> **Data records**:

....

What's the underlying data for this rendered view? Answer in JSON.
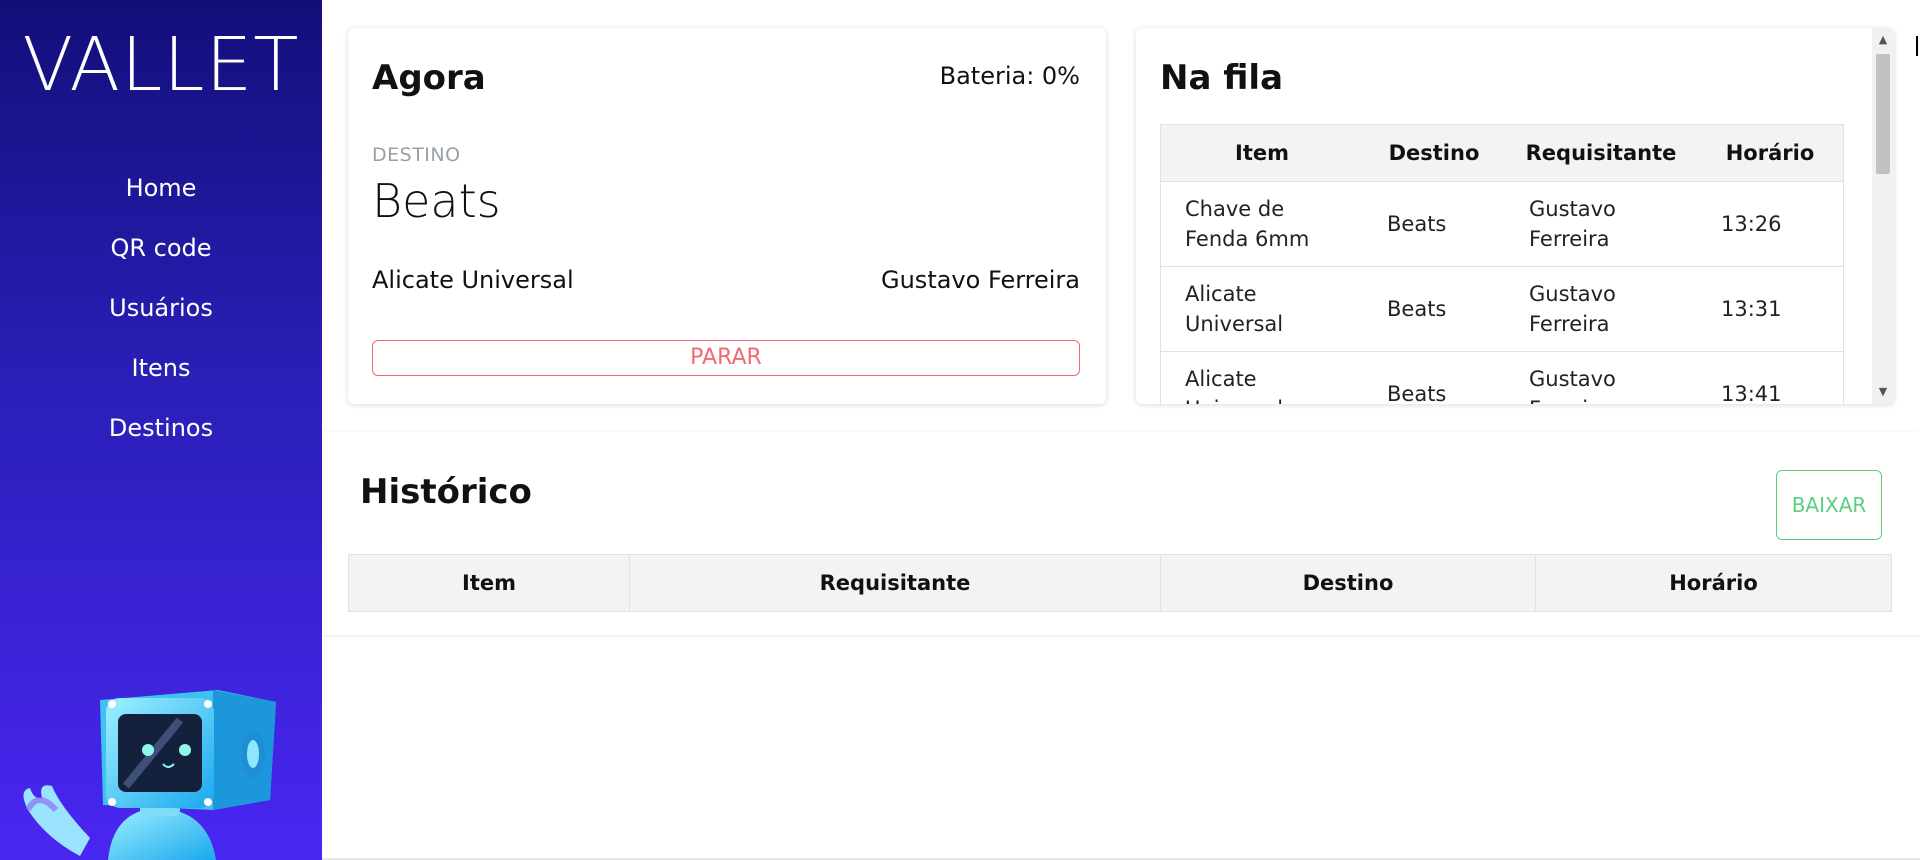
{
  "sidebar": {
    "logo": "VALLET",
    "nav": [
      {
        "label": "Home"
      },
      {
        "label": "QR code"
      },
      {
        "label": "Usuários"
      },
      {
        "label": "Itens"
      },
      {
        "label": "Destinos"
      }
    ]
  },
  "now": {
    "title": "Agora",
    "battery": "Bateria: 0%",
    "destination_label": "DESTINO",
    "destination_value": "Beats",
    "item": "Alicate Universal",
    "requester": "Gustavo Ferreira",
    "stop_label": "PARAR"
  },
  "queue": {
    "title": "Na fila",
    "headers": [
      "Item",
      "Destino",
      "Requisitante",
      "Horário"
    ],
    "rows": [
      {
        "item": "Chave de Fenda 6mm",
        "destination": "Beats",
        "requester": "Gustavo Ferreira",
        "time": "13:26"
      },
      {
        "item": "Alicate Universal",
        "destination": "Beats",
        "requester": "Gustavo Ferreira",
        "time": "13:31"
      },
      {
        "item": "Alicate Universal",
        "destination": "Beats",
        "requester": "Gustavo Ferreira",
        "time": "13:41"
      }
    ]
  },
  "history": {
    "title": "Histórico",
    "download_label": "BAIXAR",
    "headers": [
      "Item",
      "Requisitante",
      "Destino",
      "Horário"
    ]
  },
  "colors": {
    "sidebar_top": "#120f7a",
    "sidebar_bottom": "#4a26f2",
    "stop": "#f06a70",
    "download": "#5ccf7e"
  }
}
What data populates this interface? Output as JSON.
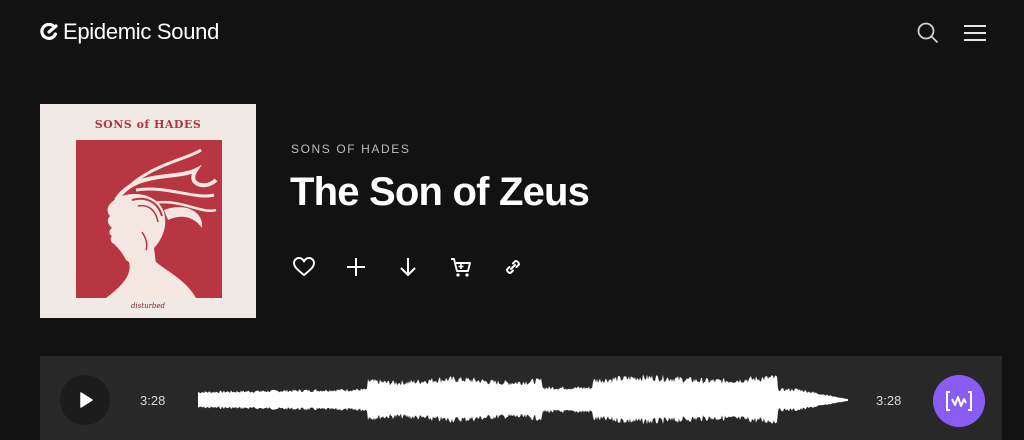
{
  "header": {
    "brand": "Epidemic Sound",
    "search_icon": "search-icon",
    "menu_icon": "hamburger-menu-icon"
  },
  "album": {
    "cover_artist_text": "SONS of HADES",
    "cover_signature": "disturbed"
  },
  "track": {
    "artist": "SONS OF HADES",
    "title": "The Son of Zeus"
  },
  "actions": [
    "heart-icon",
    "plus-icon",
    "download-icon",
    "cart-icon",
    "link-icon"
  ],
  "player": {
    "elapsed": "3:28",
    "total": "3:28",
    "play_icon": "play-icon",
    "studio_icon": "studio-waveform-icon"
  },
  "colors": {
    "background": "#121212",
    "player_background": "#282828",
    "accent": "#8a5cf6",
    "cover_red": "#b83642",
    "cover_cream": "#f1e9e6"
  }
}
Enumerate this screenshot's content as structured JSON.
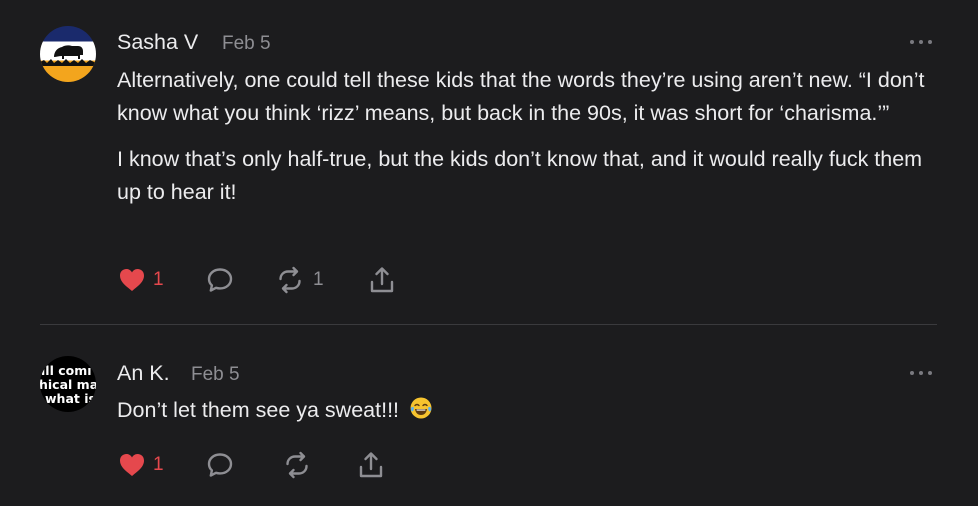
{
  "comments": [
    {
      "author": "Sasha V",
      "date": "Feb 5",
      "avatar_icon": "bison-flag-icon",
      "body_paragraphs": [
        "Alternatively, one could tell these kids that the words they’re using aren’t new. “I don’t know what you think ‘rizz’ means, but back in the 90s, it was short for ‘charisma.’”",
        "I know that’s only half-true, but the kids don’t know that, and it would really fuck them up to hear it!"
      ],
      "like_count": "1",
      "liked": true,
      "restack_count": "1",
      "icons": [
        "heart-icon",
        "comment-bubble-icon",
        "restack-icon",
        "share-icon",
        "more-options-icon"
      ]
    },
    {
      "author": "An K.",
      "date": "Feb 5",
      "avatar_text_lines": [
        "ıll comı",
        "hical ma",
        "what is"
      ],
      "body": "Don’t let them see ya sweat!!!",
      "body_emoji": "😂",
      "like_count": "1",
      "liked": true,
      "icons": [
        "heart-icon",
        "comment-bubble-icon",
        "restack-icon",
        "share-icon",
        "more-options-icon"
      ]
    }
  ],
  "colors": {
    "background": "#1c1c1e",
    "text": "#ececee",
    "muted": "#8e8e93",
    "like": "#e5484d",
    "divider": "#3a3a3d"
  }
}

....

Set down all the entries exactly as they appear, but skip any pictures.

What's the underlying data for this rendered view? Answer in JSON.
{
  "sidebar": {
    "logo": "VALLET",
    "nav": [
      {
        "label": "Home"
      },
      {
        "label": "QR code"
      },
      {
        "label": "Usuários"
      },
      {
        "label": "Itens"
      },
      {
        "label": "Destinos"
      }
    ]
  },
  "now": {
    "title": "Agora",
    "battery": "Bateria: 0%",
    "destination_label": "DESTINO",
    "destination_value": "Beats",
    "item": "Alicate Universal",
    "requester": "Gustavo Ferreira",
    "stop_label": "PARAR"
  },
  "queue": {
    "title": "Na fila",
    "headers": [
      "Item",
      "Destino",
      "Requisitante",
      "Horário"
    ],
    "rows": [
      {
        "item": "Chave de Fenda 6mm",
        "destination": "Beats",
        "requester": "Gustavo Ferreira",
        "time": "13:26"
      },
      {
        "item": "Alicate Universal",
        "destination": "Beats",
        "requester": "Gustavo Ferreira",
        "time": "13:31"
      },
      {
        "item": "Alicate Universal",
        "destination": "Beats",
        "requester": "Gustavo Ferreira",
        "time": "13:41"
      }
    ]
  },
  "history": {
    "title": "Histórico",
    "download_label": "BAIXAR",
    "headers": [
      "Item",
      "Requisitante",
      "Destino",
      "Horário"
    ]
  },
  "colors": {
    "sidebar_top": "#120f7a",
    "sidebar_bottom": "#4a26f2",
    "stop": "#f06a70",
    "download": "#5ccf7e"
  }
}
What data populates this interface? Output as JSON.
{
  "header": {
    "brand": "Epidemic Sound",
    "search_icon": "search-icon",
    "menu_icon": "hamburger-menu-icon"
  },
  "album": {
    "cover_artist_text": "SONS of HADES",
    "cover_signature": "disturbed"
  },
  "track": {
    "artist": "SONS OF HADES",
    "title": "The Son of Zeus"
  },
  "actions": [
    "heart-icon",
    "plus-icon",
    "download-icon",
    "cart-icon",
    "link-icon"
  ],
  "player": {
    "elapsed": "3:28",
    "total": "3:28",
    "play_icon": "play-icon",
    "studio_icon": "studio-waveform-icon"
  },
  "colors": {
    "background": "#121212",
    "player_background": "#282828",
    "accent": "#8a5cf6",
    "cover_red": "#b83642",
    "cover_cream": "#f1e9e6"
  }
}
Enumerate this screenshot's content as structured JSON.
{
  "comments": [
    {
      "author": "Sasha V",
      "date": "Feb 5",
      "avatar_icon": "bison-flag-icon",
      "body_paragraphs": [
        "Alternatively, one could tell these kids that the words they’re using aren’t new. “I don’t know what you think ‘rizz’ means, but back in the 90s, it was short for ‘charisma.’”",
        "I know that’s only half-true, but the kids don’t know that, and it would really fuck them up to hear it!"
      ],
      "like_count": "1",
      "liked": true,
      "restack_count": "1",
      "icons": [
        "heart-icon",
        "comment-bubble-icon",
        "restack-icon",
        "share-icon",
        "more-options-icon"
      ]
    },
    {
      "author": "An K.",
      "date": "Feb 5",
      "avatar_text_lines": [
        "ıll comı",
        "hical ma",
        "what is"
      ],
      "body": "Don’t let them see ya sweat!!!",
      "body_emoji": "😂",
      "like_count": "1",
      "liked": true,
      "icons": [
        "heart-icon",
        "comment-bubble-icon",
        "restack-icon",
        "share-icon",
        "more-options-icon"
      ]
    }
  ],
  "colors": {
    "background": "#1c1c1e",
    "text": "#ececee",
    "muted": "#8e8e93",
    "like": "#e5484d",
    "divider": "#3a3a3d"
  }
}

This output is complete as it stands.